— start —

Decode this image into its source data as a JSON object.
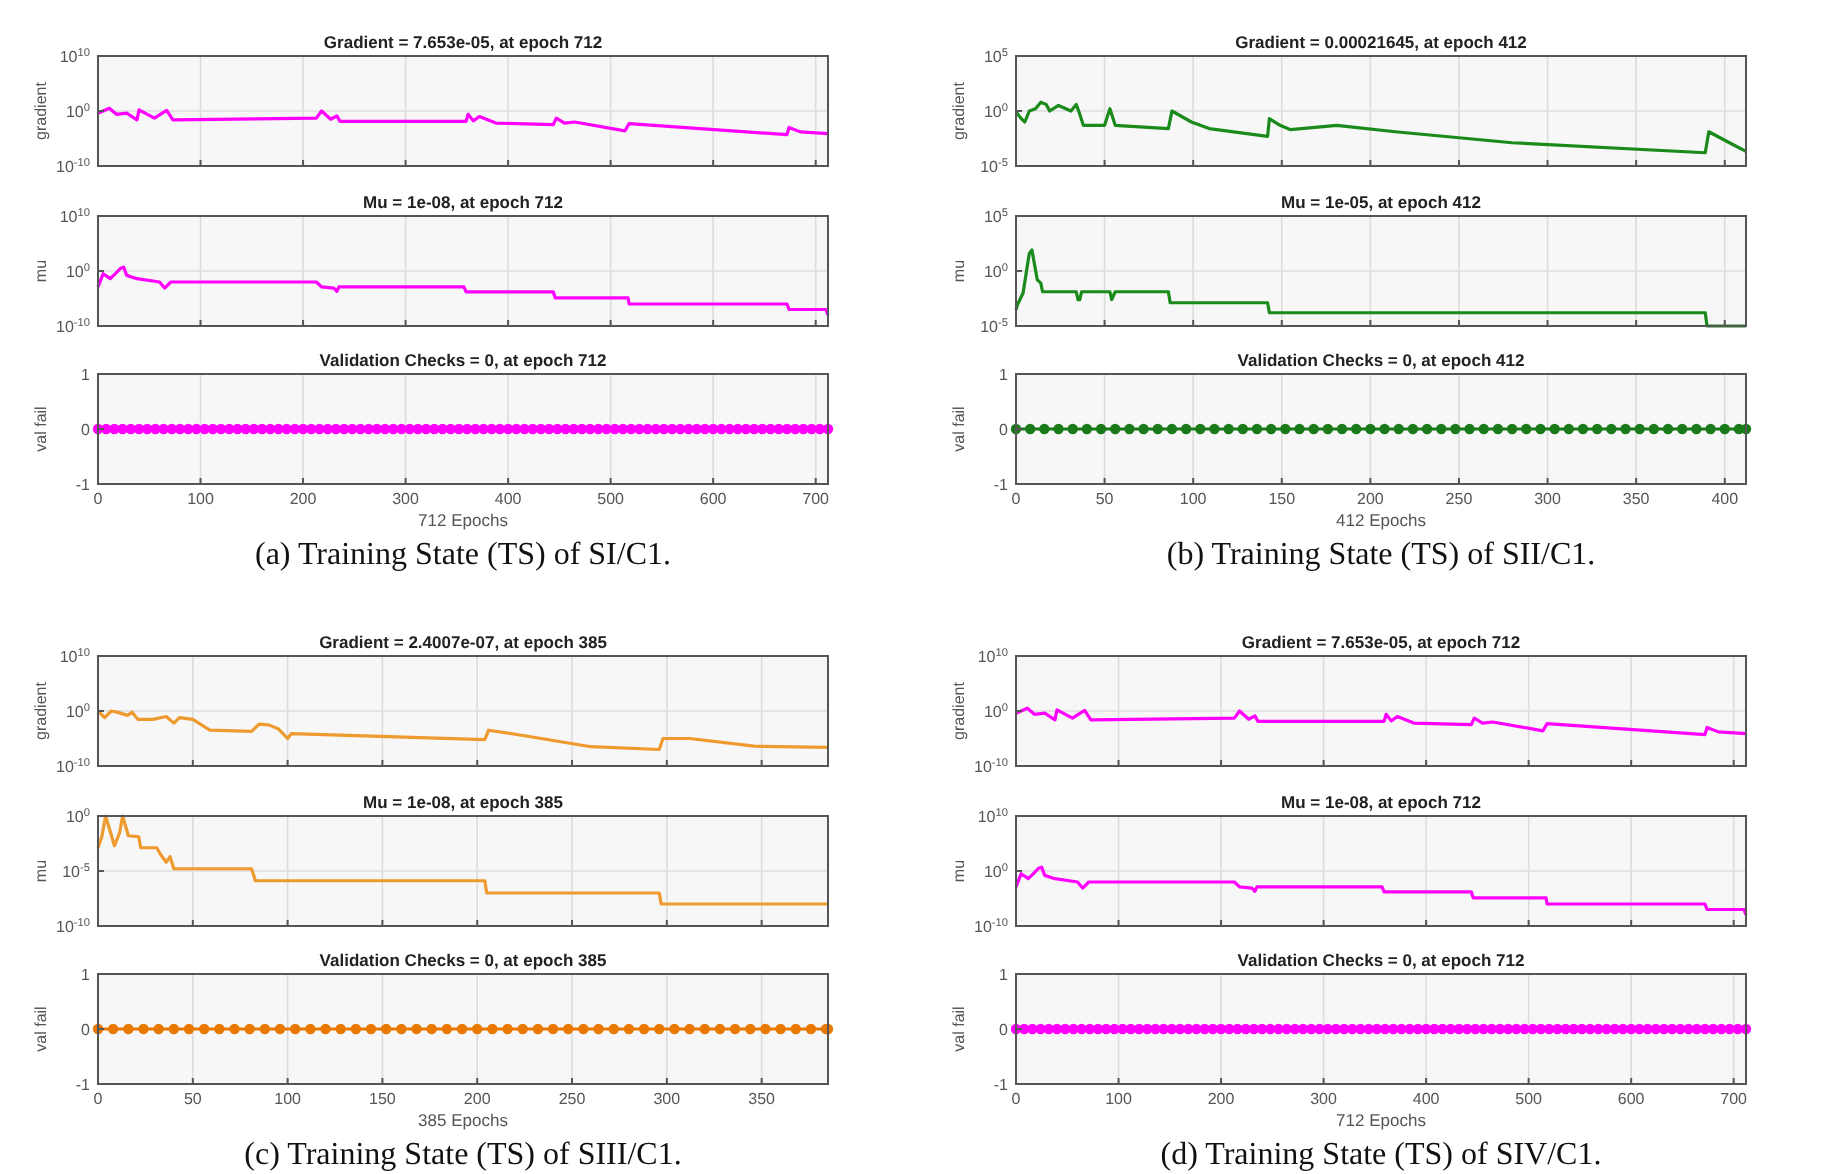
{
  "chart_data": [
    {
      "type": "line",
      "title": "Gradient = 7.653e-05, at epoch 712",
      "ylabel": "gradient",
      "log": true,
      "grid": true,
      "tick_labels": "y",
      "xlim": [
        0,
        712
      ],
      "xticks": [
        0,
        100,
        200,
        300,
        400,
        500,
        600,
        700
      ],
      "ylim": [
        1e-10,
        10000000000.0
      ],
      "yticks": [
        {
          "value": 1e-10,
          "label": "10$^{-10}$"
        },
        {
          "value": 1,
          "label": "10$^{0}$"
        },
        {
          "value": 10000000000.0,
          "label": "10$^{10}$"
        }
      ],
      "x": [
        0,
        11,
        18,
        28,
        38,
        40,
        55,
        67,
        73,
        213,
        218,
        227,
        233,
        236,
        359,
        361,
        366,
        372,
        388,
        444,
        447,
        455,
        465,
        514,
        518,
        672,
        674,
        685,
        712
      ],
      "series": [
        {
          "color": "#ff00ff",
          "values": [
            0.4,
            3.2,
            0.25,
            0.4,
            0.025,
            1.6,
            0.05,
            1.3,
            0.025,
            0.05,
            1,
            0.032,
            0.13,
            0.013,
            0.013,
            0.25,
            0.016,
            0.1,
            0.0063,
            0.0032,
            0.05,
            0.0063,
            0.01,
            0.00025,
            0.005,
            5e-05,
            0.001,
            0.00016,
            7.653e-05
          ]
        }
      ]
    },
    {
      "type": "line",
      "title": "Mu = 1e-08, at epoch 712",
      "ylabel": "mu",
      "log": true,
      "grid": true,
      "tick_labels": "y",
      "xlim": [
        0,
        712
      ],
      "xticks": [
        0,
        100,
        200,
        300,
        400,
        500,
        600,
        700
      ],
      "ylim": [
        1e-10,
        10000000000.0
      ],
      "yticks": [
        {
          "value": 1e-10,
          "label": "10$^{-10}$"
        },
        {
          "value": 1,
          "label": "10$^{0}$"
        },
        {
          "value": 10000000000.0,
          "label": "10$^{10}$"
        }
      ],
      "x": [
        0,
        5,
        12,
        18,
        22,
        25,
        28,
        38,
        60,
        65,
        71,
        213,
        218,
        230,
        233,
        235,
        357,
        359,
        444,
        446,
        517,
        518,
        672,
        674,
        710,
        712
      ],
      "series": [
        {
          "color": "#ff00ff",
          "values": [
            0.0013,
            0.32,
            0.04,
            0.5,
            3.2,
            5,
            0.16,
            0.04,
            0.01,
            0.0008,
            0.01,
            0.01,
            0.0013,
            0.0008,
            0.0002,
            0.0013,
            0.0013,
            0.00016,
            0.00016,
            1.3e-05,
            1.3e-05,
            1e-06,
            1e-06,
            1e-07,
            1e-07,
            1e-08
          ]
        }
      ]
    },
    {
      "type": "line",
      "title": "Validation Checks = 0, at epoch 712",
      "xlabel": "712 Epochs",
      "ylabel": "val fail",
      "grid": true,
      "marker": "circle",
      "xlim": [
        0,
        712
      ],
      "xticks": [
        0,
        100,
        200,
        300,
        400,
        500,
        600,
        700
      ],
      "ylim": [
        -1,
        1
      ],
      "yticks": [
        -1,
        0,
        1
      ],
      "annotations": [
        "(a) Training State (TS) of  SI/C1."
      ],
      "x": [
        0,
        8,
        16,
        24,
        32,
        40,
        48,
        56,
        64,
        72,
        80,
        88,
        96,
        104,
        112,
        120,
        128,
        136,
        144,
        152,
        160,
        168,
        176,
        184,
        192,
        200,
        208,
        216,
        224,
        232,
        240,
        248,
        256,
        264,
        272,
        280,
        288,
        296,
        304,
        312,
        320,
        328,
        336,
        344,
        352,
        360,
        368,
        376,
        384,
        392,
        400,
        408,
        416,
        424,
        432,
        440,
        448,
        456,
        464,
        472,
        480,
        488,
        496,
        504,
        512,
        520,
        528,
        536,
        544,
        552,
        560,
        568,
        576,
        584,
        592,
        600,
        608,
        616,
        624,
        632,
        640,
        648,
        656,
        664,
        672,
        680,
        688,
        696,
        704,
        712
      ],
      "series": [
        {
          "color": "#ff00ff",
          "values": [
            0,
            0,
            0,
            0,
            0,
            0,
            0,
            0,
            0,
            0,
            0,
            0,
            0,
            0,
            0,
            0,
            0,
            0,
            0,
            0,
            0,
            0,
            0,
            0,
            0,
            0,
            0,
            0,
            0,
            0,
            0,
            0,
            0,
            0,
            0,
            0,
            0,
            0,
            0,
            0,
            0,
            0,
            0,
            0,
            0,
            0,
            0,
            0,
            0,
            0,
            0,
            0,
            0,
            0,
            0,
            0,
            0,
            0,
            0,
            0,
            0,
            0,
            0,
            0,
            0,
            0,
            0,
            0,
            0,
            0,
            0,
            0,
            0,
            0,
            0,
            0,
            0,
            0,
            0,
            0,
            0,
            0,
            0,
            0,
            0,
            0,
            0,
            0,
            0,
            0
          ]
        }
      ]
    },
    {
      "type": "line",
      "title": "Gradient = 0.00021645, at epoch 412",
      "ylabel": "gradient",
      "log": true,
      "grid": true,
      "tick_labels": "y",
      "xlim": [
        0,
        412
      ],
      "xticks": [
        0,
        50,
        100,
        150,
        200,
        250,
        300,
        350,
        400
      ],
      "ylim": [
        1e-05,
        100000.0
      ],
      "yticks": [
        {
          "value": 1e-05,
          "label": "10$^{-5}$"
        },
        {
          "value": 1,
          "label": "10$^{0}$"
        },
        {
          "value": 100000.0,
          "label": "10$^{5}$"
        }
      ],
      "x": [
        0,
        3,
        5,
        7.5,
        11,
        14,
        17,
        19,
        24,
        31,
        34,
        36,
        38,
        50,
        53,
        56,
        86,
        88,
        99,
        109,
        142,
        143,
        149,
        155,
        181,
        214,
        280,
        389,
        391,
        404,
        412
      ],
      "series": [
        {
          "color": "#1a8a1a",
          "values": [
            0.8,
            0.2,
            0.1,
            1,
            1.6,
            6.3,
            4,
            1,
            3.2,
            1,
            4,
            0.5,
            0.05,
            0.05,
            1.6,
            0.05,
            0.025,
            1,
            0.1,
            0.025,
            0.005,
            0.2,
            0.05,
            0.02,
            0.05,
            0.013,
            0.0013,
            0.00016,
            0.013,
            0.001,
            0.00021645
          ]
        }
      ]
    },
    {
      "type": "line",
      "title": "Mu = 1e-05, at epoch 412",
      "ylabel": "mu",
      "log": true,
      "grid": true,
      "tick_labels": "y",
      "xlim": [
        0,
        412
      ],
      "xticks": [
        0,
        50,
        100,
        150,
        200,
        250,
        300,
        350,
        400
      ],
      "ylim": [
        1e-05,
        100000.0
      ],
      "yticks": [
        {
          "value": 1e-05,
          "label": "10$^{-5}$"
        },
        {
          "value": 1,
          "label": "10$^{0}$"
        },
        {
          "value": 100000.0,
          "label": "10$^{5}$"
        }
      ],
      "x": [
        0,
        1,
        4,
        7.5,
        9,
        12,
        14,
        15,
        34,
        35,
        36,
        37,
        53,
        54,
        56,
        86,
        87,
        142,
        143,
        389,
        390,
        412
      ],
      "series": [
        {
          "color": "#1a8a1a",
          "values": [
            0.0003,
            0.001,
            0.01,
            40,
            80,
            0.16,
            0.08,
            0.013,
            0.013,
            0.0025,
            0.0025,
            0.013,
            0.013,
            0.0025,
            0.013,
            0.013,
            0.0013,
            0.0013,
            0.00016,
            0.00016,
            1e-05,
            1e-05
          ]
        }
      ]
    },
    {
      "type": "line",
      "title": "Validation Checks = 0, at epoch 412",
      "xlabel": "412 Epochs",
      "ylabel": "val fail",
      "grid": true,
      "marker": "circle",
      "xlim": [
        0,
        412
      ],
      "xticks": [
        0,
        50,
        100,
        150,
        200,
        250,
        300,
        350,
        400
      ],
      "ylim": [
        -1,
        1
      ],
      "yticks": [
        -1,
        0,
        1
      ],
      "annotations": [
        "(b) Training State (TS) of  SII/C1."
      ],
      "x": [
        0,
        8,
        16,
        24,
        32,
        40,
        48,
        56,
        64,
        72,
        80,
        88,
        96,
        104,
        112,
        120,
        128,
        136,
        144,
        152,
        160,
        168,
        176,
        184,
        192,
        200,
        208,
        216,
        224,
        232,
        240,
        248,
        256,
        264,
        272,
        280,
        288,
        296,
        304,
        312,
        320,
        328,
        336,
        344,
        352,
        360,
        368,
        376,
        384,
        392,
        400,
        408,
        412
      ],
      "series": [
        {
          "color": "#1a7a1a",
          "values": [
            0,
            0,
            0,
            0,
            0,
            0,
            0,
            0,
            0,
            0,
            0,
            0,
            0,
            0,
            0,
            0,
            0,
            0,
            0,
            0,
            0,
            0,
            0,
            0,
            0,
            0,
            0,
            0,
            0,
            0,
            0,
            0,
            0,
            0,
            0,
            0,
            0,
            0,
            0,
            0,
            0,
            0,
            0,
            0,
            0,
            0,
            0,
            0,
            0,
            0,
            0,
            0,
            0
          ]
        }
      ]
    },
    {
      "type": "line",
      "title": "Gradient = 2.4007e-07, at epoch 385",
      "ylabel": "gradient",
      "log": true,
      "grid": true,
      "tick_labels": "y",
      "xlim": [
        0,
        385
      ],
      "xticks": [
        0,
        50,
        100,
        150,
        200,
        250,
        300,
        350
      ],
      "ylim": [
        1e-10,
        10000000000.0
      ],
      "yticks": [
        {
          "value": 1e-10,
          "label": "10$^{-10}$"
        },
        {
          "value": 1,
          "label": "10$^{0}$"
        },
        {
          "value": 10000000000.0,
          "label": "10$^{10}$"
        }
      ],
      "x": [
        0,
        3.5,
        7,
        10,
        15.6,
        18,
        21,
        29,
        36,
        40,
        43,
        50,
        59,
        81,
        85,
        90,
        95,
        100,
        102,
        204,
        206,
        225,
        260,
        296,
        298,
        312,
        346,
        385
      ],
      "series": [
        {
          "color": "#ee9a2e",
          "values": [
            1,
            0.063,
            1,
            0.63,
            0.16,
            0.6,
            0.03,
            0.03,
            0.1,
            0.0063,
            0.063,
            0.03,
            0.00032,
            0.0002,
            0.004,
            0.003,
            0.0006,
            1e-05,
            8e-05,
            6.3e-06,
            0.00032,
            3.2e-05,
            3.2e-07,
            1e-07,
            1e-05,
            1e-05,
            4e-07,
            2.4007e-07
          ]
        }
      ]
    },
    {
      "type": "line",
      "title": "Mu = 1e-08, at epoch 385",
      "ylabel": "mu",
      "log": true,
      "grid": true,
      "tick_labels": "y",
      "xlim": [
        0,
        385
      ],
      "xticks": [
        0,
        50,
        100,
        150,
        200,
        250,
        300,
        350
      ],
      "ylim": [
        1e-10,
        1
      ],
      "yticks": [
        {
          "value": 1e-10,
          "label": "10$^{-10}$"
        },
        {
          "value": 1e-05,
          "label": "10$^{-5}$"
        },
        {
          "value": 1,
          "label": "10$^{0}$"
        }
      ],
      "x": [
        0,
        2,
        4,
        8.7,
        11.4,
        13,
        16,
        21.5,
        22.5,
        31,
        33,
        36,
        38,
        40,
        81,
        83,
        204,
        205,
        296,
        297,
        385
      ],
      "series": [
        {
          "color": "#ee9a2e",
          "values": [
            0.0013,
            0.013,
            1,
            0.002,
            0.03,
            1,
            0.016,
            0.013,
            0.0013,
            0.0013,
            0.00032,
            6.3e-05,
            0.0002,
            1.6e-05,
            1.6e-05,
            1.3e-06,
            1.3e-06,
            1e-07,
            1e-07,
            1e-08,
            1e-08
          ]
        }
      ]
    },
    {
      "type": "line",
      "title": "Validation Checks = 0, at epoch 385",
      "xlabel": "385 Epochs",
      "ylabel": "val fail",
      "grid": true,
      "marker": "circle",
      "xlim": [
        0,
        385
      ],
      "xticks": [
        0,
        50,
        100,
        150,
        200,
        250,
        300,
        350
      ],
      "ylim": [
        -1,
        1
      ],
      "yticks": [
        -1,
        0,
        1
      ],
      "annotations": [
        "(c) Training State (TS) of  SIII/C1."
      ],
      "x": [
        0,
        8,
        16,
        24,
        32,
        40,
        48,
        56,
        64,
        72,
        80,
        88,
        96,
        104,
        112,
        120,
        128,
        136,
        144,
        152,
        160,
        168,
        176,
        184,
        192,
        200,
        208,
        216,
        224,
        232,
        240,
        248,
        256,
        264,
        272,
        280,
        288,
        296,
        304,
        312,
        320,
        328,
        336,
        344,
        352,
        360,
        368,
        376,
        384,
        385
      ],
      "series": [
        {
          "color": "#e87800",
          "values": [
            0,
            0,
            0,
            0,
            0,
            0,
            0,
            0,
            0,
            0,
            0,
            0,
            0,
            0,
            0,
            0,
            0,
            0,
            0,
            0,
            0,
            0,
            0,
            0,
            0,
            0,
            0,
            0,
            0,
            0,
            0,
            0,
            0,
            0,
            0,
            0,
            0,
            0,
            0,
            0,
            0,
            0,
            0,
            0,
            0,
            0,
            0,
            0,
            0,
            0
          ]
        }
      ]
    },
    {
      "type": "line",
      "title": "Gradient = 7.653e-05, at epoch 712",
      "ylabel": "gradient",
      "log": true,
      "grid": true,
      "tick_labels": "y",
      "xlim": [
        0,
        712
      ],
      "xticks": [
        0,
        100,
        200,
        300,
        400,
        500,
        600,
        700
      ],
      "ylim": [
        1e-10,
        10000000000.0
      ],
      "yticks": [
        {
          "value": 1e-10,
          "label": "10$^{-10}$"
        },
        {
          "value": 1,
          "label": "10$^{0}$"
        },
        {
          "value": 10000000000.0,
          "label": "10$^{10}$"
        }
      ],
      "x": [
        0,
        11,
        18,
        28,
        38,
        40,
        55,
        67,
        73,
        213,
        218,
        227,
        233,
        236,
        359,
        361,
        366,
        372,
        388,
        444,
        447,
        455,
        465,
        514,
        518,
        672,
        674,
        685,
        712
      ],
      "series": [
        {
          "color": "#ff00ff",
          "values": [
            0.4,
            3.2,
            0.25,
            0.4,
            0.025,
            1.6,
            0.05,
            1.3,
            0.025,
            0.05,
            1,
            0.032,
            0.13,
            0.013,
            0.013,
            0.25,
            0.016,
            0.1,
            0.0063,
            0.0032,
            0.05,
            0.0063,
            0.01,
            0.00025,
            0.005,
            5e-05,
            0.001,
            0.00016,
            7.653e-05
          ]
        }
      ]
    },
    {
      "type": "line",
      "title": "Mu = 1e-08, at epoch 712",
      "ylabel": "mu",
      "log": true,
      "grid": true,
      "tick_labels": "y",
      "xlim": [
        0,
        712
      ],
      "xticks": [
        0,
        100,
        200,
        300,
        400,
        500,
        600,
        700
      ],
      "ylim": [
        1e-10,
        10000000000.0
      ],
      "yticks": [
        {
          "value": 1e-10,
          "label": "10$^{-10}$"
        },
        {
          "value": 1,
          "label": "10$^{0}$"
        },
        {
          "value": 10000000000.0,
          "label": "10$^{10}$"
        }
      ],
      "x": [
        0,
        5,
        12,
        18,
        22,
        25,
        28,
        38,
        60,
        65,
        71,
        213,
        218,
        230,
        233,
        235,
        357,
        359,
        444,
        446,
        517,
        518,
        672,
        674,
        710,
        712
      ],
      "series": [
        {
          "color": "#ff00ff",
          "values": [
            0.0013,
            0.32,
            0.04,
            0.5,
            3.2,
            5,
            0.16,
            0.04,
            0.01,
            0.0008,
            0.01,
            0.01,
            0.0013,
            0.0008,
            0.0002,
            0.0013,
            0.0013,
            0.00016,
            0.00016,
            1.3e-05,
            1.3e-05,
            1e-06,
            1e-06,
            1e-07,
            1e-07,
            1e-08
          ]
        }
      ]
    },
    {
      "type": "line",
      "title": "Validation Checks = 0, at epoch 712",
      "xlabel": "712 Epochs",
      "ylabel": "val fail",
      "grid": true,
      "marker": "circle",
      "xlim": [
        0,
        712
      ],
      "xticks": [
        0,
        100,
        200,
        300,
        400,
        500,
        600,
        700
      ],
      "ylim": [
        -1,
        1
      ],
      "yticks": [
        -1,
        0,
        1
      ],
      "annotations": [
        "(d) Training State (TS) of  SIV/C1."
      ],
      "x": [
        0,
        8,
        16,
        24,
        32,
        40,
        48,
        56,
        64,
        72,
        80,
        88,
        96,
        104,
        112,
        120,
        128,
        136,
        144,
        152,
        160,
        168,
        176,
        184,
        192,
        200,
        208,
        216,
        224,
        232,
        240,
        248,
        256,
        264,
        272,
        280,
        288,
        296,
        304,
        312,
        320,
        328,
        336,
        344,
        352,
        360,
        368,
        376,
        384,
        392,
        400,
        408,
        416,
        424,
        432,
        440,
        448,
        456,
        464,
        472,
        480,
        488,
        496,
        504,
        512,
        520,
        528,
        536,
        544,
        552,
        560,
        568,
        576,
        584,
        592,
        600,
        608,
        616,
        624,
        632,
        640,
        648,
        656,
        664,
        672,
        680,
        688,
        696,
        704,
        712
      ],
      "series": [
        {
          "color": "#ff00ff",
          "values": [
            0,
            0,
            0,
            0,
            0,
            0,
            0,
            0,
            0,
            0,
            0,
            0,
            0,
            0,
            0,
            0,
            0,
            0,
            0,
            0,
            0,
            0,
            0,
            0,
            0,
            0,
            0,
            0,
            0,
            0,
            0,
            0,
            0,
            0,
            0,
            0,
            0,
            0,
            0,
            0,
            0,
            0,
            0,
            0,
            0,
            0,
            0,
            0,
            0,
            0,
            0,
            0,
            0,
            0,
            0,
            0,
            0,
            0,
            0,
            0,
            0,
            0,
            0,
            0,
            0,
            0,
            0,
            0,
            0,
            0,
            0,
            0,
            0,
            0,
            0,
            0,
            0,
            0,
            0,
            0,
            0,
            0,
            0,
            0,
            0,
            0,
            0,
            0,
            0,
            0
          ]
        }
      ]
    }
  ]
}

— end —

Go through the records and pull out each line that includes the word "title".

      "title": "Gradient = 7.653e-05, at epoch 712",
      "title": "Mu = 1e-08, at epoch 712",
      "title": "Validation Checks = 0, at epoch 712",
      "title": "Gradient = 0.00021645, at epoch 412",
      "title": "Mu = 1e-05, at epoch 412",
      "title": "Validation Checks = 0, at epoch 412",
      "title": "Gradient = 2.4007e-07, at epoch 385",
      "title": "Mu = 1e-08, at epoch 385",
      "title": "Validation Checks = 0, at epoch 385",
      "title": "Gradient = 7.653e-05, at epoch 712",
      "title": "Mu = 1e-08, at epoch 712",
      "title": "Validation Checks = 0, at epoch 712",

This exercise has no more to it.